What is needed = Identify all lines in the listing that include the word "Ausbau", and copy them out.

Raw data =
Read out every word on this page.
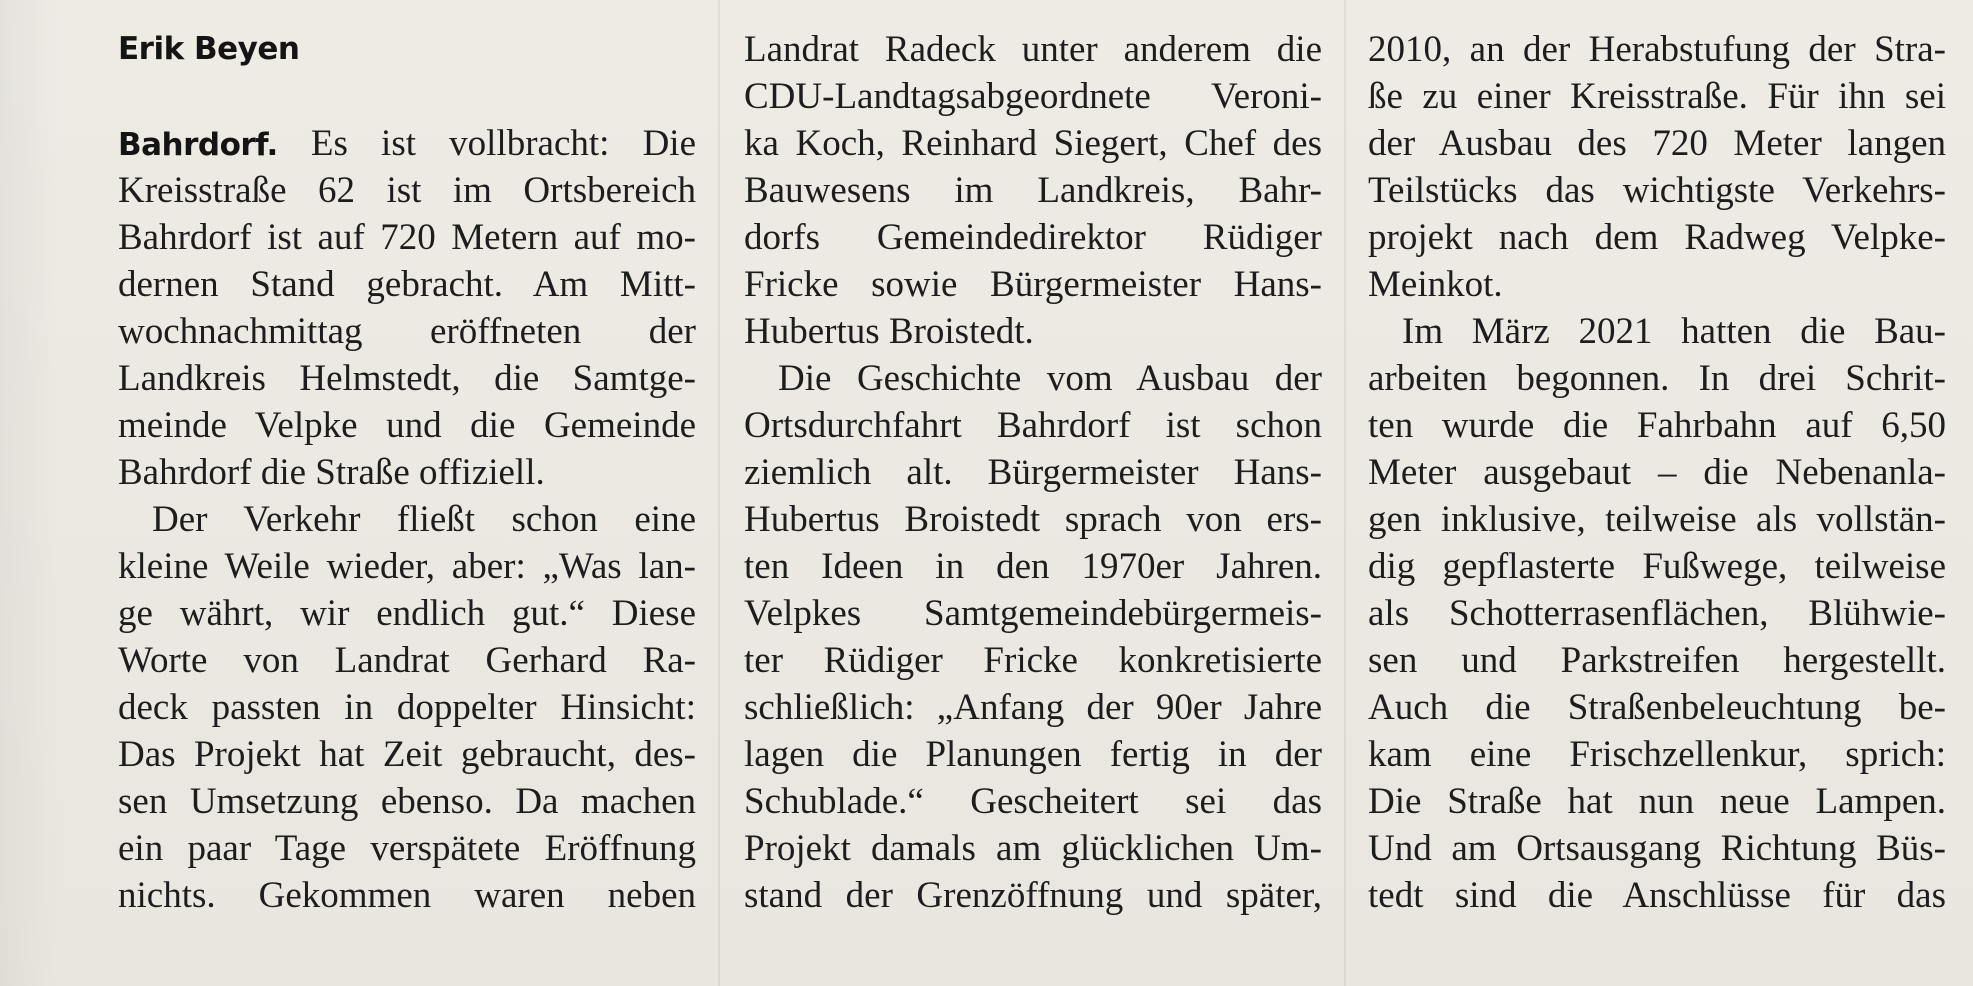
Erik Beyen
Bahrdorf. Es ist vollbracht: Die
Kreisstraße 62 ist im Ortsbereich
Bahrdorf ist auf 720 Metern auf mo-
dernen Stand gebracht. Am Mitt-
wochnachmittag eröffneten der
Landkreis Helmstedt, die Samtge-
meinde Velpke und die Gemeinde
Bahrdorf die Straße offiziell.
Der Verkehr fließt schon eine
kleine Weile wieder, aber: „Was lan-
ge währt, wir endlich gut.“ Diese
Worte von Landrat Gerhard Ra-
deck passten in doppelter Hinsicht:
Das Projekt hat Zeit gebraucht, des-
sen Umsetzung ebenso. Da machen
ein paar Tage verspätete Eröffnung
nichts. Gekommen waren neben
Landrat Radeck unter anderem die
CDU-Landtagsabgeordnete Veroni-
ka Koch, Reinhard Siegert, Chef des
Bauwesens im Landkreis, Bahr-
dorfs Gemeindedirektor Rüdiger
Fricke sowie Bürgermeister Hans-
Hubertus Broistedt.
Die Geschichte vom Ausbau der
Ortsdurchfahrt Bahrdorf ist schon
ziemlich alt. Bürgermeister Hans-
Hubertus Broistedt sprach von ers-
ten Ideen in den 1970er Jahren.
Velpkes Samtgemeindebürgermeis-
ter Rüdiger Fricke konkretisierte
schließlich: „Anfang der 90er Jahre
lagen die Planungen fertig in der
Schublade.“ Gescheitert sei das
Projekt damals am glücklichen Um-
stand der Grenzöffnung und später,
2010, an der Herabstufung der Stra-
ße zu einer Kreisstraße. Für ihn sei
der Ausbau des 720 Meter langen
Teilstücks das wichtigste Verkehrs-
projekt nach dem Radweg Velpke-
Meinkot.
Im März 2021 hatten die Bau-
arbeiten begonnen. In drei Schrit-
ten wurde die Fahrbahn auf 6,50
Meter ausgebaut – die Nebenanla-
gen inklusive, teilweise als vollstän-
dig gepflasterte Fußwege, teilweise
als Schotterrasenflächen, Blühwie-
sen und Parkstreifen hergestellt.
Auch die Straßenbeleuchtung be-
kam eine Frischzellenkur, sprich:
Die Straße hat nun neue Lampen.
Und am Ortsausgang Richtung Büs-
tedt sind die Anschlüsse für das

Response =
Die Geschichte vom Ausbau der
der Ausbau des 720 Meter langen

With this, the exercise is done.